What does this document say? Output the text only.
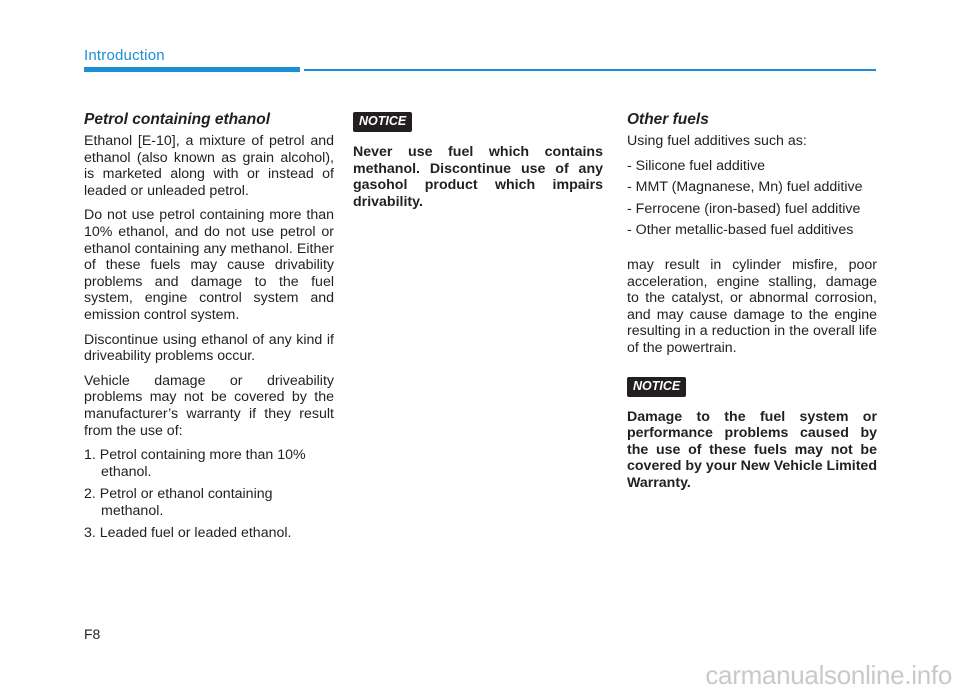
Introduction
Petrol containing ethanol

Ethanol [E-10], a mixture of petrol and ethanol (also known as grain alcohol), is marketed along with or instead of leaded or unleaded petrol.

Do not use petrol containing more than 10% ethanol, and do not use petrol or ethanol containing any methanol. Either of these fuels may cause drivability problems and damage to the fuel system, engine control system and emission control system.

Discontinue using ethanol of any kind if driveability problems occur.

Vehicle damage or driveability problems may not be covered by the manufacturer’s warranty if they result from the use of:

1. Petrol containing more than 10% ethanol.
2. Petrol or ethanol containing methanol.
3. Leaded fuel or leaded ethanol.
NOTICE

Never use fuel which contains methanol. Discontinue use of any gasohol product which impairs drivability.

Other fuels

Using fuel additives such as:

- Silicone fuel additive
- MMT (Magnanese, Mn) fuel additive
- Ferrocene (iron-based) fuel additive
- Other metallic-based fuel additives

may result in cylinder misfire, poor acceleration, engine stalling, damage to the catalyst, or abnormal corrosion, and may cause damage to the engine resulting in a reduction in the overall life of the powertrain.

NOTICE

Damage to the fuel system or performance problems caused by the use of these fuels may not be covered by your New Vehicle Limited Warranty.

F8
carmanualsonline.info
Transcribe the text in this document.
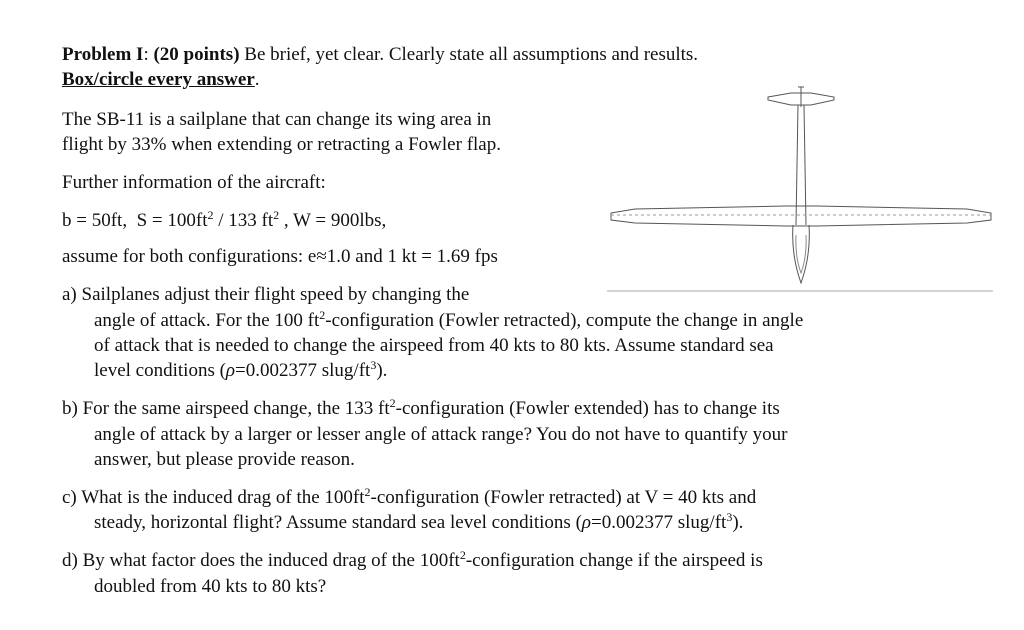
Problem I: (20 points) Be brief, yet clear. Clearly state all assumptions and results.
Box/circle every answer.
The SB-11 is a sailplane that can change its wing area in
flight by 33% when extending or retracting a Fowler flap.
Further information of the aircraft:
b = 50ft, $S = 100ft^2 / 133$ $ft^2$ , W = 900lbs,
assume for both configurations: e≈1.0 and 1 kt = 1.69 fps
a) Sailplanes adjust their flight speed by changing the
angle of attack. For the 100 $ft^2$-configuration (Fowler retracted), compute the change in angle
of attack that is needed to change the airspeed from 40 kts to 80 kts. Assume standard sea
level conditions (ρ=0.002377 slug/$ft^3$).
b) For the same airspeed change, the 133 $ft^2$-configuration (Fowler extended) has to change its
angle of attack by a larger or lesser angle of attack range? You do not have to quantify your
answer, but please provide reason.
c) What is the induced drag of the $100ft^2$-configuration (Fowler retracted) at V = 40 kts and
steady, horizontal flight? Assume standard sea level conditions (ρ=0.002377 slug/$ft^3$).
d) By what factor does the induced drag of the $100ft^2$-configuration change if the airspeed is
doubled from 40 kts to 80 kts?
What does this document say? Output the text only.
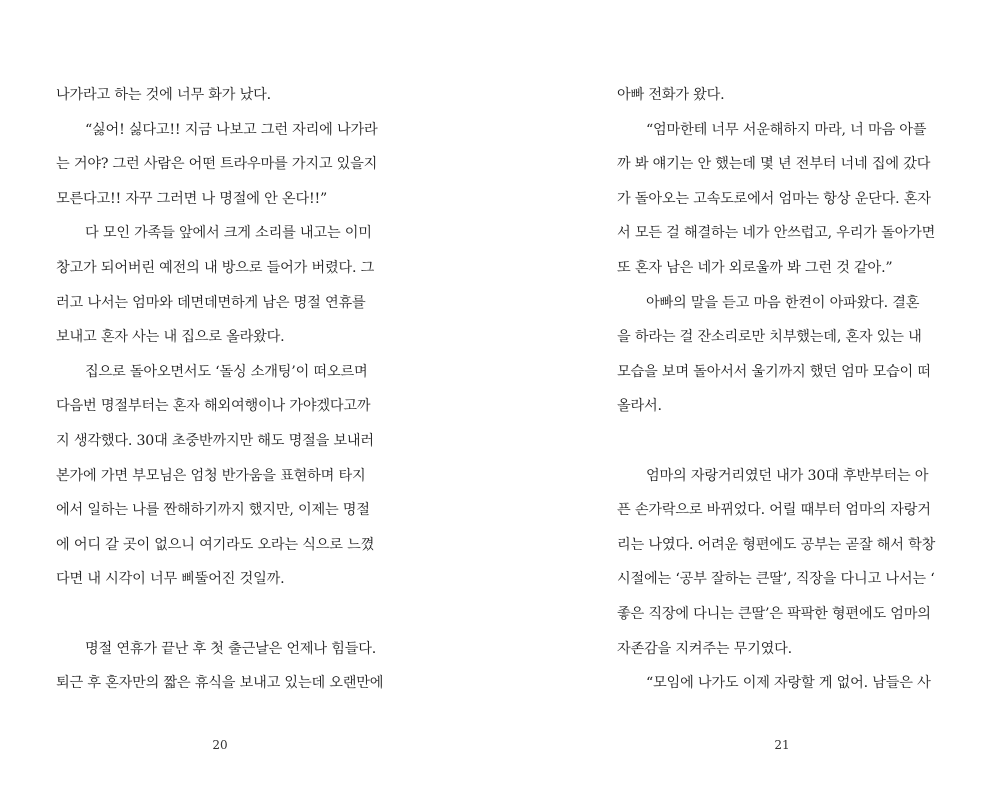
나가라고 하는 것에 너무 화가 났다.
“싫어! 싫다고!! 지금 나보고 그런 자리에 나가라
는 거야? 그런 사람은 어떤 트라우마를 가지고 있을지
모른다고!! 자꾸 그러면 나 명절에 안 온다!!”
다 모인 가족들 앞에서 크게 소리를 내고는 이미
창고가 되어버린 예전의 내 방으로 들어가 버렸다. 그
러고 나서는 엄마와 데면데면하게 남은 명절 연휴를
보내고 혼자 사는 내 집으로 올라왔다.
집으로 돌아오면서도 ‘돌싱 소개팅’이 떠오르며
다음번 명절부터는 혼자 해외여행이나 가야겠다고까
지 생각했다. 30대 초중반까지만 해도 명절을 보내러
본가에 가면 부모님은 엄청 반가움을 표현하며 타지
에서 일하는 나를 짠해하기까지 했지만, 이제는 명절
에 어디 갈 곳이 없으니 여기라도 오라는 식으로 느꼈
다면 내 시각이 너무 삐뚤어진 것일까.
명절 연휴가 끝난 후 첫 출근날은 언제나 힘들다.
퇴근 후 혼자만의 짧은 휴식을 보내고 있는데 오랜만에
아빠 전화가 왔다.
“엄마한테 너무 서운해하지 마라, 너 마음 아플
까 봐 얘기는 안 했는데 몇 년 전부터 너네 집에 갔다
가 돌아오는 고속도로에서 엄마는 항상 운단다. 혼자
서 모든 걸 해결하는 네가 안쓰럽고, 우리가 돌아가면
또 혼자 남은 네가 외로울까 봐 그런 것 같아.”
아빠의 말을 듣고 마음 한켠이 아파왔다. 결혼
을 하라는 걸 잔소리로만 치부했는데, 혼자 있는 내
모습을 보며 돌아서서 울기까지 했던 엄마 모습이 떠
올라서.
엄마의 자랑거리였던 내가 30대 후반부터는 아
픈 손가락으로 바뀌었다. 어릴 때부터 엄마의 자랑거
리는 나였다. 어려운 형편에도 공부는 곧잘 해서 학창
시절에는 ‘공부 잘하는 큰딸’, 직장을 다니고 나서는 ‘
좋은 직장에 다니는 큰딸’은 팍팍한 형편에도 엄마의
자존감을 지켜주는 무기였다.
“모임에 나가도 이제 자랑할 게 없어. 남들은 사
20	21
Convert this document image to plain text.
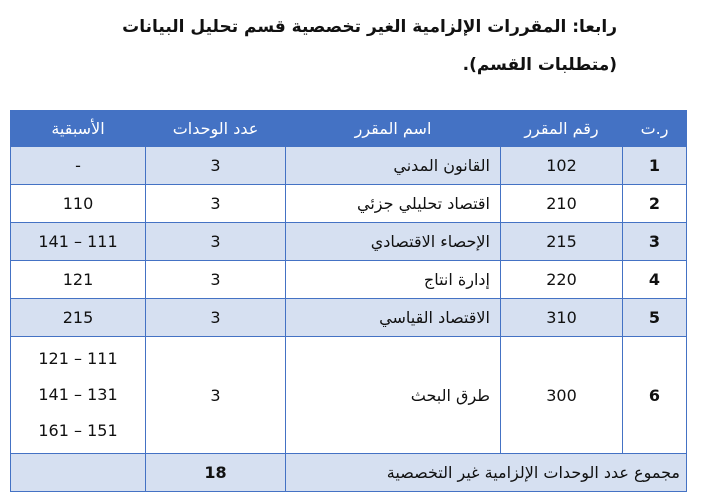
رابعا: المقررات الإلزامية الغير تخصصية قسم تحليل البيانات
(متطلبات القسم).
ر.ت	رقم المقرر	اسم المقرر	عدد الوحدات	الأسبقية
1	102	القانون المدني	3	-
2	210	اقتصاد تحليلي جزئي	3	110
3	215	الإحصاء الاقتصادي	3	111 – 141
4	220	إدارة انتاج	3	121
5	310	الاقتصاد القياسي	3	215
6	300	طرق البحث	3	111 – 121
131 – 141
151 – 161

مجموع عدد الوحدات الإلزامية غير التخصصية			18	
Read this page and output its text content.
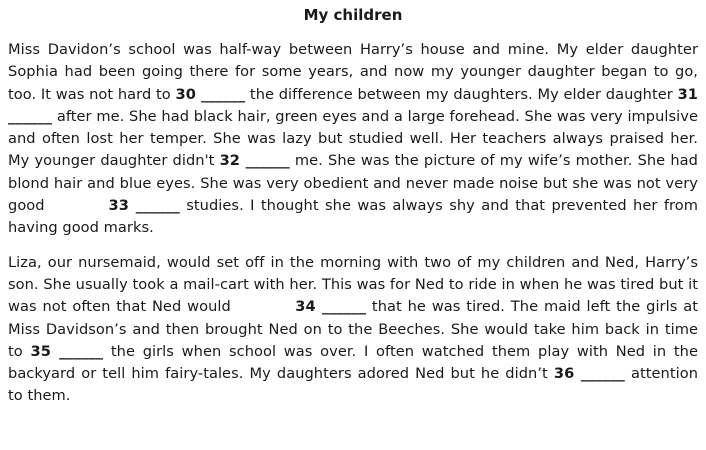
My children

Miss Davidon’s school was half-way between Harry’s house and mine. My elder daughter Sophia had been going there for some years, and now my younger daughter began to go, too. It was not hard to 30 ______ the difference between my daughters. My elder daughter 31 ______ after me. She had black hair, green eyes and a large forehead. She was very impulsive and often lost her temper. She was lazy but studied well. Her teachers always praised her. My younger daughter didn't 32 ______ me. She was the picture of my wife’s mother. She had blond hair and blue eyes. She was very obedient and never made noise but she was not very good          33 ______ studies. I thought she was always shy and that prevented her from having good marks.

Liza, our nursemaid, would set off in the morning with two of my children and Ned, Harry’s son. She usually took a mail-cart with her. This was for Ned to ride in when he was tired but it was not often that Ned would           34 ______ that he was tired. The maid left the girls at Miss Davidson’s and then brought Ned on to the Beeches. She would take him back in time to 35 ______ the girls when school was over. I often watched them play with Ned in the backyard or tell him fairy-tales. My daughters adored Ned but he didn’t 36 ______ attention to them.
-=-=-
• SHORT EXERCISE: Quote the listing above in full, except for the pictures.

• RESULT OF THE TASK:
What does this document say? Output the text only.
Introduction
Petrol containing ethanol

Ethanol [E-10], a mixture of petrol and ethanol (also known as grain alcohol), is marketed along with or instead of leaded or unleaded petrol.

Do not use petrol containing more than 10% ethanol, and do not use petrol or ethanol containing any methanol. Either of these fuels may cause drivability problems and damage to the fuel system, engine control system and emission control system.

Discontinue using ethanol of any kind if driveability problems occur.

Vehicle damage or driveability problems may not be covered by the manufacturer’s warranty if they result from the use of:

1. Petrol containing more than 10% ethanol.
2. Petrol or ethanol containing methanol.
3. Leaded fuel or leaded ethanol.
NOTICE

Never use fuel which contains methanol. Discontinue use of any gasohol product which impairs drivability.

Other fuels

Using fuel additives such as:

- Silicone fuel additive
- MMT (Magnanese, Mn) fuel additive
- Ferrocene (iron-based) fuel additive
- Other metallic-based fuel additives

may result in cylinder misfire, poor acceleration, engine stalling, damage to the catalyst, or abnormal corrosion, and may cause damage to the engine resulting in a reduction in the overall life of the powertrain.

NOTICE

Damage to the fuel system or performance problems caused by the use of these fuels may not be covered by your New Vehicle Limited Warranty.

F8
carmanualsonline.info
Transcribe the text in this document.
Problem I: (20 points) Be brief, yet clear. Clearly state all assumptions and results.
Box/circle every answer.
The SB-11 is a sailplane that can change its wing area in
flight by 33% when extending or retracting a Fowler flap.
Further information of the aircraft:
b = 50ft, $S = 100ft^2 / 133$ $ft^2$ , W = 900lbs,
assume for both configurations: e≈1.0 and 1 kt = 1.69 fps
a) Sailplanes adjust their flight speed by changing the
angle of attack. For the 100 $ft^2$-configuration (Fowler retracted), compute the change in angle
of attack that is needed to change the airspeed from 40 kts to 80 kts. Assume standard sea
level conditions (ρ=0.002377 slug/$ft^3$).
b) For the same airspeed change, the 133 $ft^2$-configuration (Fowler extended) has to change its
angle of attack by a larger or lesser angle of attack range? You do not have to quantify your
answer, but please provide reason.
c) What is the induced drag of the $100ft^2$-configuration (Fowler retracted) at V = 40 kts and
steady, horizontal flight? Assume standard sea level conditions (ρ=0.002377 slug/$ft^3$).
d) By what factor does the induced drag of the $100ft^2$-configuration change if the airspeed is
doubled from 40 kts to 80 kts?
What does this document say? Output the text only.
나가라고 하는 것에 너무 화가 났다.
“싫어! 싫다고!! 지금 나보고 그런 자리에 나가라
는 거야? 그런 사람은 어떤 트라우마를 가지고 있을지
모른다고!! 자꾸 그러면 나 명절에 안 온다!!”
다 모인 가족들 앞에서 크게 소리를 내고는 이미
창고가 되어버린 예전의 내 방으로 들어가 버렸다. 그
러고 나서는 엄마와 데면데면하게 남은 명절 연휴를
보내고 혼자 사는 내 집으로 올라왔다.
집으로 돌아오면서도 ‘돌싱 소개팅’이 떠오르며
다음번 명절부터는 혼자 해외여행이나 가야겠다고까
지 생각했다. 30대 초중반까지만 해도 명절을 보내러
본가에 가면 부모님은 엄청 반가움을 표현하며 타지
에서 일하는 나를 짠해하기까지 했지만, 이제는 명절
에 어디 갈 곳이 없으니 여기라도 오라는 식으로 느꼈
다면 내 시각이 너무 삐뚤어진 것일까.
명절 연휴가 끝난 후 첫 출근날은 언제나 힘들다.
퇴근 후 혼자만의 짧은 휴식을 보내고 있는데 오랜만에
아빠 전화가 왔다.
“엄마한테 너무 서운해하지 마라, 너 마음 아플
까 봐 얘기는 안 했는데 몇 년 전부터 너네 집에 갔다
가 돌아오는 고속도로에서 엄마는 항상 운단다. 혼자
서 모든 걸 해결하는 네가 안쓰럽고, 우리가 돌아가면
또 혼자 남은 네가 외로울까 봐 그런 것 같아.”
아빠의 말을 듣고 마음 한켠이 아파왔다. 결혼
을 하라는 걸 잔소리로만 치부했는데, 혼자 있는 내
모습을 보며 돌아서서 울기까지 했던 엄마 모습이 떠
올라서.
엄마의 자랑거리였던 내가 30대 후반부터는 아
픈 손가락으로 바뀌었다. 어릴 때부터 엄마의 자랑거
리는 나였다. 어려운 형편에도 공부는 곧잘 해서 학창
시절에는 ‘공부 잘하는 큰딸’, 직장을 다니고 나서는 ‘
좋은 직장에 다니는 큰딸’은 팍팍한 형편에도 엄마의
자존감을 지켜주는 무기였다.
“모임에 나가도 이제 자랑할 게 없어. 남들은 사
20	21
Convert this document image to plain text.
رابعا: المقررات الإلزامية الغير تخصصية قسم تحليل البيانات
(متطلبات القسم).
ر.ت	رقم المقرر	اسم المقرر	عدد الوحدات	الأسبقية
1	102	القانون المدني	3	-
2	210	اقتصاد تحليلي جزئي	3	110
3	215	الإحصاء الاقتصادي	3	111 – 141
4	220	إدارة انتاج	3	121
5	310	الاقتصاد القياسي	3	215
6	300	طرق البحث	3	111 – 121
131 – 141
151 – 161

مجموع عدد الوحدات الإلزامية غير التخصصية			18	
Read this page and output its text content.
My children

Miss Davidon’s school was half-way between Harry’s house and mine. My elder daughter Sophia had been going there for some years, and now my younger daughter began to go, too. It was not hard to 30 ______ the difference between my daughters. My elder daughter 31 ______ after me. She had black hair, green eyes and a large forehead. She was very impulsive and often lost her temper. She was lazy but studied well. Her teachers always praised her. My younger daughter didn't 32 ______ me. She was the picture of my wife’s mother. She had blond hair and blue eyes. She was very obedient and never made noise but she was not very good          33 ______ studies. I thought she was always shy and that prevented her from having good marks.

Liza, our nursemaid, would set off in the morning with two of my children and Ned, Harry’s son. She usually took a mail-cart with her. This was for Ned to ride in when he was tired but it was not often that Ned would           34 ______ that he was tired. The maid left the girls at Miss Davidson’s and then brought Ned on to the Beeches. She would take him back in time to 35 ______ the girls when school was over. I often watched them play with Ned in the backyard or tell him fairy-tales. My daughters adored Ned but he didn’t 36 ______ attention to them.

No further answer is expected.